▶ _TASK OBJECTIVE_: Can you duplicate the lines of the records below character for character, beginning at the line that has "data-0-point xyxy=(595,658,597,660)" and stopping after the line that has "data-0-point xyxy=(159,654,161,657)"?

▶ _ENTRIES SUPPLIED_:

**********

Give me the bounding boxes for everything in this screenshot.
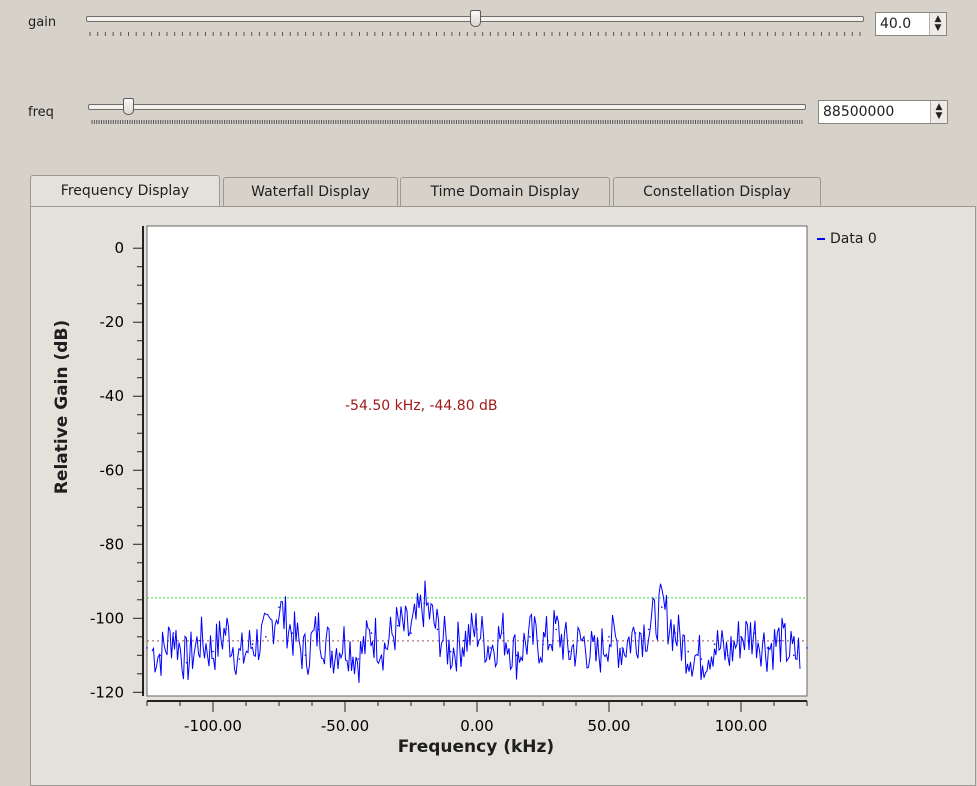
data-0-point xyxy=(595,658,597,660)
y-tick-label: -100 xyxy=(90,609,124,627)
x-tick-label: 50.00 xyxy=(588,717,631,735)
data-0-point xyxy=(423,602,426,605)
data-0-point xyxy=(555,628,557,631)
gain-spin-arrows[interactable]: ▲ ▼ xyxy=(929,13,946,35)
y-tick-label: -20 xyxy=(100,313,125,331)
data-0-point xyxy=(568,650,571,653)
spin-up-icon[interactable]: ▲ xyxy=(935,102,943,112)
data-0-point xyxy=(581,639,584,642)
data-0-point xyxy=(291,632,294,634)
data-0-point xyxy=(225,628,227,631)
gain-spinbox[interactable]: 40.0 ▲ ▼ xyxy=(875,12,947,36)
plot-canvas xyxy=(146,225,808,697)
data-0-point xyxy=(344,639,346,642)
x-axis-ticks: -100.00 -50.00 0.00 50.00 100.00 xyxy=(146,701,808,735)
data-0-point xyxy=(476,628,478,631)
data-0-point xyxy=(661,606,663,608)
freq-slider[interactable] xyxy=(88,96,806,132)
data-0-point xyxy=(687,650,689,653)
gain-slider-ticks xyxy=(89,32,861,36)
plot-legend[interactable]: Data 0 xyxy=(817,231,877,247)
spin-down-icon[interactable]: ▼ xyxy=(935,111,943,121)
tab-waterfall-display[interactable]: Waterfall Display xyxy=(223,177,398,206)
data-0-point xyxy=(700,658,703,660)
data-0-point xyxy=(199,639,201,642)
data-0-point xyxy=(634,632,637,634)
data-0-point xyxy=(159,654,161,657)
data-0-point xyxy=(489,647,492,649)
data-0-point xyxy=(727,654,729,657)
data-0-point xyxy=(304,654,307,657)
x-tick-label: 0.00 xyxy=(460,717,493,735)
data-0-point xyxy=(542,643,544,645)
freq-slider-ticks xyxy=(91,120,803,124)
y-tick-label: -80 xyxy=(100,535,125,553)
x-tick-label: 100.00 xyxy=(715,717,768,735)
cursor-annotation: -54.50 kHz, -44.80 dB xyxy=(345,398,498,414)
data-0-point xyxy=(317,628,320,631)
legend-label: Data 0 xyxy=(830,231,877,247)
data-0-point xyxy=(753,632,755,634)
data-0-point xyxy=(766,647,769,649)
freq-spin-arrows[interactable]: ▲ ▼ xyxy=(930,101,947,123)
gain-slider-handle[interactable] xyxy=(469,10,481,27)
data-0-point xyxy=(449,650,452,653)
data-0-point xyxy=(436,628,439,631)
gain-label: gain xyxy=(28,15,57,30)
y-tick-label: -40 xyxy=(100,387,125,405)
data-0-point xyxy=(331,650,333,653)
x-tick-label: -50.00 xyxy=(321,717,369,735)
data-0-point xyxy=(463,639,465,642)
x-axis-label: Frequency (kHz) xyxy=(397,737,555,757)
data-0-point xyxy=(647,628,650,631)
data-0-point xyxy=(608,635,610,638)
tab-constellation-display[interactable]: Constellation Display xyxy=(613,177,821,206)
freq-value[interactable]: 88500000 xyxy=(823,104,895,120)
data-0-point xyxy=(146,647,148,649)
data-0-point xyxy=(529,635,531,638)
data-0-point xyxy=(515,654,518,657)
legend-swatch xyxy=(817,238,825,240)
data-0-series xyxy=(146,580,808,683)
y-tick-label: -60 xyxy=(100,461,125,479)
data-0-point xyxy=(502,632,505,634)
data-0-point xyxy=(410,632,412,634)
x-tick-label: -100.00 xyxy=(184,717,242,735)
data-0-point xyxy=(185,661,188,664)
data-0-point xyxy=(793,654,795,657)
data-0-point xyxy=(779,639,782,642)
data-0-point xyxy=(238,658,241,660)
freq-spinbox[interactable]: 88500000 ▲ ▼ xyxy=(818,100,948,124)
data-0-point xyxy=(806,647,808,649)
spin-up-icon[interactable]: ▲ xyxy=(934,14,942,24)
data-0-point xyxy=(265,635,267,638)
data-0-point xyxy=(713,643,716,645)
data-0-point xyxy=(278,606,280,608)
tab-frequency-display[interactable]: Frequency Display xyxy=(30,175,220,206)
y-tick-label: 0 xyxy=(114,239,124,257)
tab-time-domain-display[interactable]: Time Domain Display xyxy=(400,177,610,206)
data-0-point xyxy=(740,635,742,638)
data-0-point xyxy=(357,658,360,660)
data-0-point xyxy=(212,650,214,653)
data-0-line xyxy=(151,580,801,683)
freq-slider-handle[interactable] xyxy=(123,98,135,115)
y-tick-label: -120 xyxy=(90,683,124,701)
data-0-point xyxy=(251,643,254,645)
gain-slider[interactable] xyxy=(86,8,864,44)
y-axis-ticks: 0 -20 -40 -60 -80 -100 -120 xyxy=(90,239,143,701)
freq-label: freq xyxy=(28,105,54,120)
spin-down-icon[interactable]: ▼ xyxy=(934,23,942,33)
data-0-point xyxy=(172,632,175,634)
data-0-point xyxy=(370,632,373,634)
data-0-point xyxy=(397,624,399,627)
data-0-point xyxy=(621,647,623,649)
gain-value[interactable]: 40.0 xyxy=(880,16,912,32)
data-0-point xyxy=(383,647,386,649)
data-0-point xyxy=(674,632,676,634)
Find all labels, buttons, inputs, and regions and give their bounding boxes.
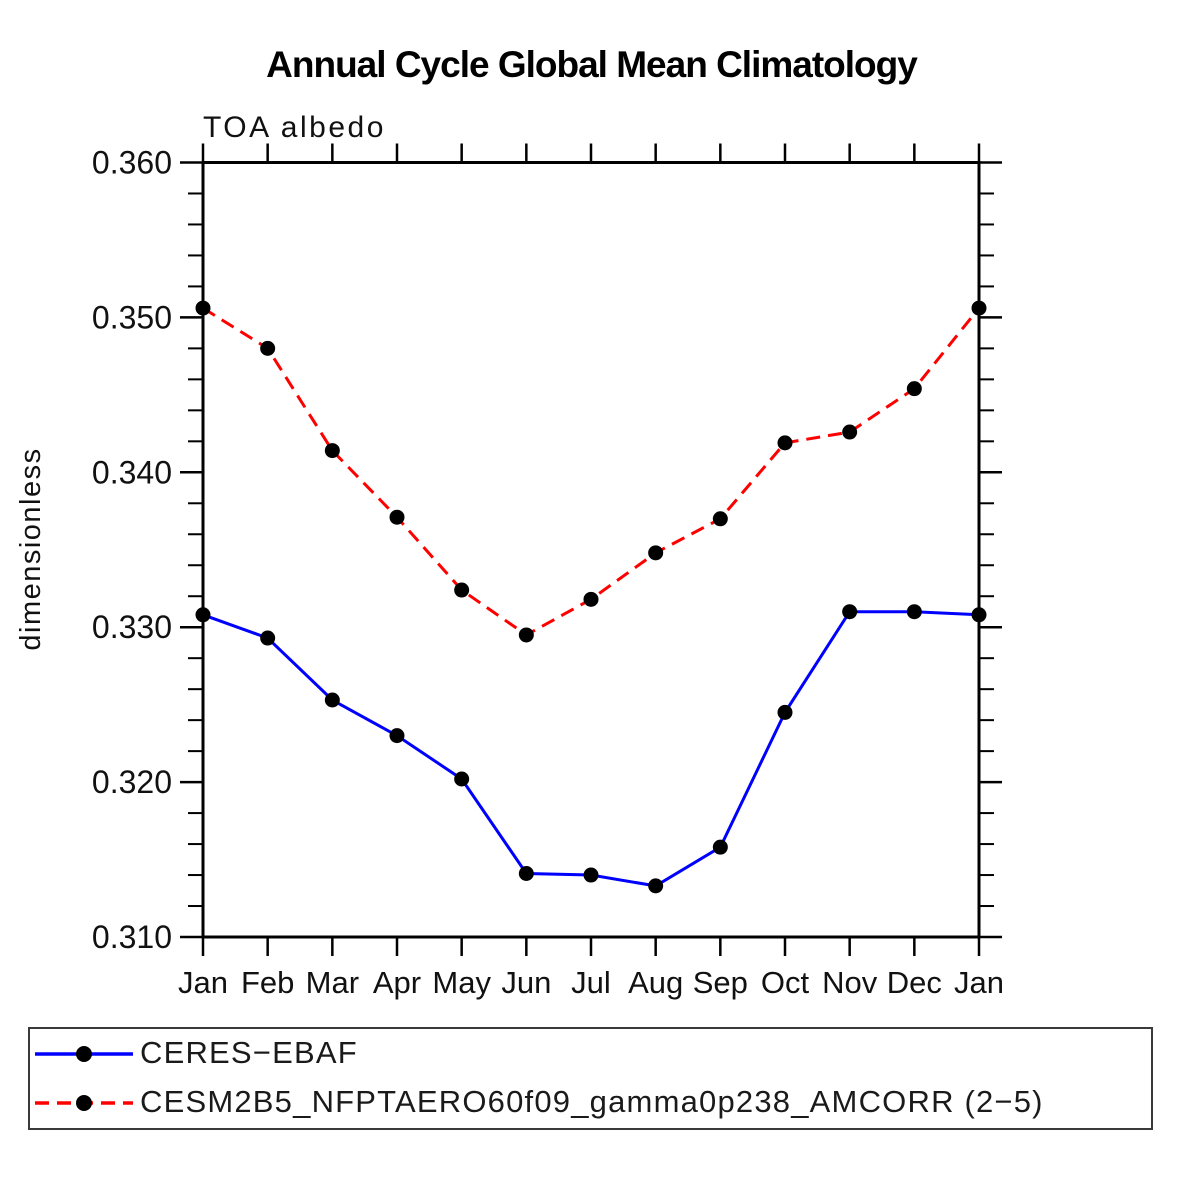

**********

▶ _EXERCISE RESULT_:
data-0-point xyxy=(595,658,597,660)
y-tick-label: -100 xyxy=(90,609,124,627)
x-tick-label: 50.00 xyxy=(588,717,631,735)
data-0-point xyxy=(423,602,426,605)
data-0-point xyxy=(555,628,557,631)
gain-spin-arrows[interactable]: ▲ ▼ xyxy=(929,13,946,35)
y-tick-label: -20 xyxy=(100,313,125,331)
data-0-point xyxy=(568,650,571,653)
spin-up-icon[interactable]: ▲ xyxy=(935,102,943,112)
data-0-point xyxy=(581,639,584,642)
data-0-point xyxy=(291,632,294,634)
data-0-point xyxy=(225,628,227,631)
gain-spinbox[interactable]: 40.0 ▲ ▼ xyxy=(875,12,947,36)
plot-canvas xyxy=(146,225,808,697)
data-0-point xyxy=(344,639,346,642)
x-axis-ticks: -100.00 -50.00 0.00 50.00 100.00 xyxy=(146,701,808,735)
data-0-point xyxy=(476,628,478,631)
data-0-point xyxy=(661,606,663,608)
freq-slider[interactable] xyxy=(88,96,806,132)
data-0-point xyxy=(687,650,689,653)
gain-slider-ticks xyxy=(89,32,861,36)
plot-legend[interactable]: Data 0 xyxy=(817,231,877,247)
spin-down-icon[interactable]: ▼ xyxy=(935,111,943,121)
tab-waterfall-display[interactable]: Waterfall Display xyxy=(223,177,398,206)
data-0-point xyxy=(700,658,703,660)
data-0-point xyxy=(199,639,201,642)
data-0-point xyxy=(634,632,637,634)
data-0-point xyxy=(159,654,161,657)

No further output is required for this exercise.